Will you write out the data exactly, excluding every picture?

[Source records]

....

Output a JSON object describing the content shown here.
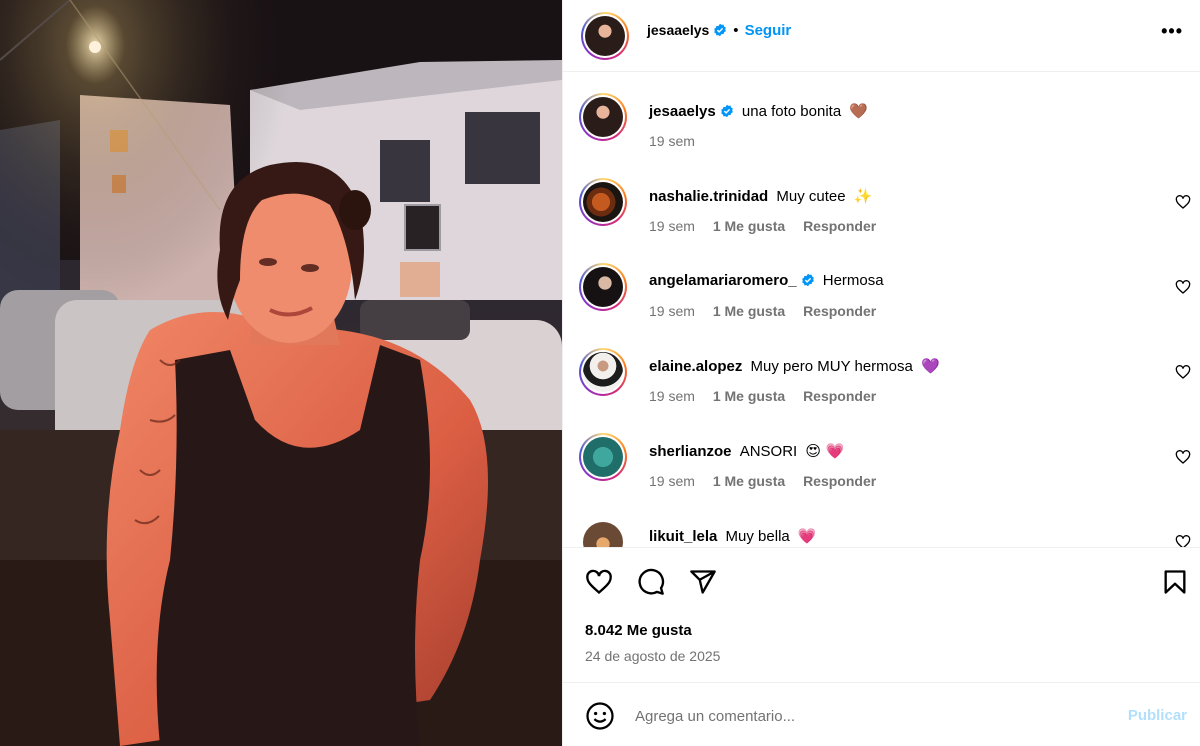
{
  "post": {
    "author": "jesaaelys",
    "verified": true,
    "follow_label": "Seguir",
    "more_label": "•••",
    "caption": "una foto bonita",
    "caption_emoji": "🤎",
    "caption_time": "19 sem",
    "likes_label": "8.042 Me gusta",
    "date_label": "24 de agosto de 2025"
  },
  "comments": [
    {
      "user": "nashalie.trinidad",
      "verified": false,
      "text": "Muy cutee",
      "emoji": "✨",
      "time": "19 sem",
      "likes": "1 Me gusta",
      "reply": "Responder"
    },
    {
      "user": "angelamariaromero_",
      "verified": true,
      "text": "Hermosa",
      "emoji": "",
      "time": "19 sem",
      "likes": "1 Me gusta",
      "reply": "Responder"
    },
    {
      "user": "elaine.alopez",
      "verified": false,
      "text": "Muy pero MUY hermosa",
      "emoji": "💜",
      "time": "19 sem",
      "likes": "1 Me gusta",
      "reply": "Responder"
    },
    {
      "user": "sherlianzoe",
      "verified": false,
      "text": "ANSORI",
      "emoji": "😍 💗",
      "time": "19 sem",
      "likes": "1 Me gusta",
      "reply": "Responder"
    },
    {
      "user": "likuit_lela",
      "verified": false,
      "text": "Muy bella",
      "emoji": "💗",
      "time": "",
      "likes": "",
      "reply": ""
    }
  ],
  "add_comment": {
    "placeholder": "Agrega un comentario...",
    "publish_label": "Publicar"
  },
  "icons": {
    "like": "heart-icon",
    "comment": "comment-icon",
    "share": "share-icon",
    "save": "bookmark-icon",
    "emoji": "smiley-icon",
    "verified": "verified-badge-icon"
  },
  "colors": {
    "accent": "#0095f6",
    "verified": "#0095f6",
    "muted": "#737373",
    "publish_disabled": "#b2dffc"
  }
}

....

Solution to this problem »
Output a JSON object describing the content shown here.
{
  "post": {
    "author": "jesaaelys",
    "verified": true,
    "follow_label": "Seguir",
    "more_label": "•••",
    "caption": "una foto bonita",
    "caption_emoji": "🤎",
    "caption_time": "19 sem",
    "likes_label": "8.042 Me gusta",
    "date_label": "24 de agosto de 2025"
  },
  "comments": [
    {
      "user": "nashalie.trinidad",
      "verified": false,
      "text": "Muy cutee",
      "emoji": "✨",
      "time": "19 sem",
      "likes": "1 Me gusta",
      "reply": "Responder"
    },
    {
      "user": "angelamariaromero_",
      "verified": true,
      "text": "Hermosa",
      "emoji": "",
      "time": "19 sem",
      "likes": "1 Me gusta",
      "reply": "Responder"
    },
    {
      "user": "elaine.alopez",
      "verified": false,
      "text": "Muy pero MUY hermosa",
      "emoji": "💜",
      "time": "19 sem",
      "likes": "1 Me gusta",
      "reply": "Responder"
    },
    {
      "user": "sherlianzoe",
      "verified": false,
      "text": "ANSORI",
      "emoji": "😍 💗",
      "time": "19 sem",
      "likes": "1 Me gusta",
      "reply": "Responder"
    },
    {
      "user": "likuit_lela",
      "verified": false,
      "text": "Muy bella",
      "emoji": "💗",
      "time": "",
      "likes": "",
      "reply": ""
    }
  ],
  "add_comment": {
    "placeholder": "Agrega un comentario...",
    "publish_label": "Publicar"
  },
  "icons": {
    "like": "heart-icon",
    "comment": "comment-icon",
    "share": "share-icon",
    "save": "bookmark-icon",
    "emoji": "smiley-icon",
    "verified": "verified-badge-icon"
  },
  "colors": {
    "accent": "#0095f6",
    "verified": "#0095f6",
    "muted": "#737373",
    "publish_disabled": "#b2dffc"
  }
}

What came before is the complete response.